_Supplied records_
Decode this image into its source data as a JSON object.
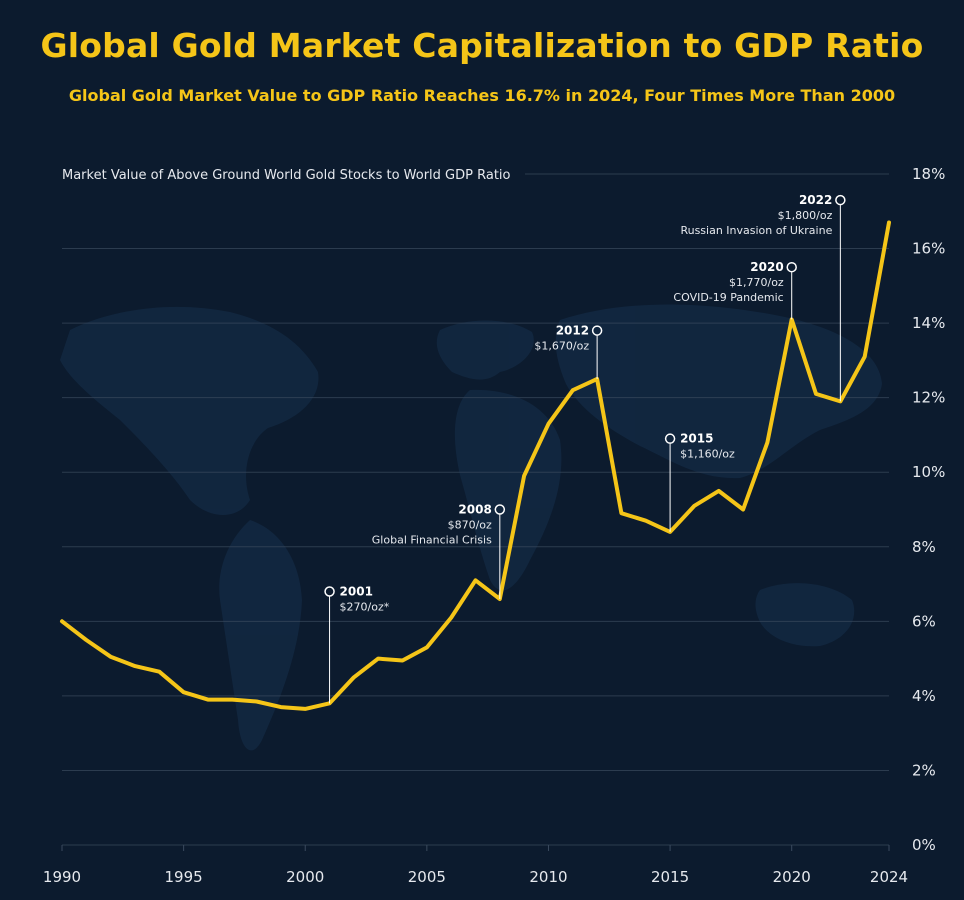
{
  "title": "Global Gold Market Capitalization to GDP Ratio",
  "subtitle": "Global Gold Market Value to GDP Ratio Reaches 16.7% in 2024, Four Times More Than 2000",
  "colors": {
    "background": "#0c1b2e",
    "line": "#f5c518",
    "title": "#f5c518",
    "grid": "#3a4a5e",
    "text": "#e6e9ee"
  },
  "chart_data": {
    "type": "line",
    "ylabel": "Market Value of Above Ground World Gold Stocks to World GDP Ratio",
    "xlabel": "",
    "xlim": [
      1990,
      2024
    ],
    "ylim": [
      0,
      18
    ],
    "grid": true,
    "x_tick_values": [
      1990,
      1995,
      2000,
      2005,
      2010,
      2015,
      2020,
      2024
    ],
    "x_tick_labels": [
      "1990",
      "1995",
      "2000",
      "2005",
      "2010",
      "2015",
      "2020",
      "2024"
    ],
    "y_tick_values": [
      0,
      2,
      4,
      6,
      8,
      10,
      12,
      14,
      16,
      18
    ],
    "y_tick_labels": [
      "0%",
      "2%",
      "4%",
      "6%",
      "8%",
      "10%",
      "12%",
      "14%",
      "16%",
      "18%"
    ],
    "series": [
      {
        "x": [
          1990,
          1991,
          1992,
          1993,
          1994,
          1995,
          1996,
          1997,
          1998,
          1999,
          2000,
          2001,
          2002,
          2003,
          2004,
          2005,
          2006,
          2007,
          2008,
          2009,
          2010,
          2011,
          2012,
          2013,
          2014,
          2015,
          2016,
          2017,
          2018,
          2019,
          2020,
          2021,
          2022,
          2023,
          2024
        ],
        "y": [
          6.0,
          5.5,
          5.05,
          4.8,
          4.65,
          4.1,
          3.9,
          3.9,
          3.85,
          3.7,
          3.65,
          3.8,
          4.5,
          5.0,
          4.95,
          5.3,
          6.1,
          7.1,
          6.6,
          9.9,
          11.3,
          12.2,
          12.5,
          8.9,
          8.7,
          8.4,
          9.1,
          9.5,
          9.0,
          10.8,
          14.1,
          12.1,
          11.9,
          13.1,
          16.7
        ]
      }
    ],
    "annotations": [
      {
        "year": "2001",
        "x": 2001,
        "y": 3.8,
        "top": 6.8,
        "lines": [
          "$270/oz*"
        ]
      },
      {
        "year": "2008",
        "x": 2008,
        "y": 6.6,
        "top": 9.0,
        "lines": [
          "$870/oz",
          "Global Financial Crisis"
        ]
      },
      {
        "year": "2012",
        "x": 2012,
        "y": 12.5,
        "top": 13.8,
        "lines": [
          "$1,670/oz"
        ]
      },
      {
        "year": "2015",
        "x": 2015,
        "y": 8.4,
        "top": 10.9,
        "lines": [
          "$1,160/oz"
        ]
      },
      {
        "year": "2020",
        "x": 2020,
        "y": 14.1,
        "top": 15.5,
        "lines": [
          "$1,770/oz",
          "COVID-19 Pandemic"
        ]
      },
      {
        "year": "2022",
        "x": 2022,
        "y": 11.9,
        "top": 17.3,
        "lines": [
          "$1,800/oz",
          "Russian Invasion of Ukraine"
        ]
      }
    ]
  }
}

_Short problem_
Read the entries above, then pull out the lines that include "Ratio".

_Full solution_
  "title": "Global Gold Market Capitalization to GDP Ratio",
  "subtitle": "Global Gold Market Value to GDP Ratio Reaches 16.7% in 2024, Four Times More Than 2000",
    "ylabel": "Market Value of Above Ground World Gold Stocks to World GDP Ratio",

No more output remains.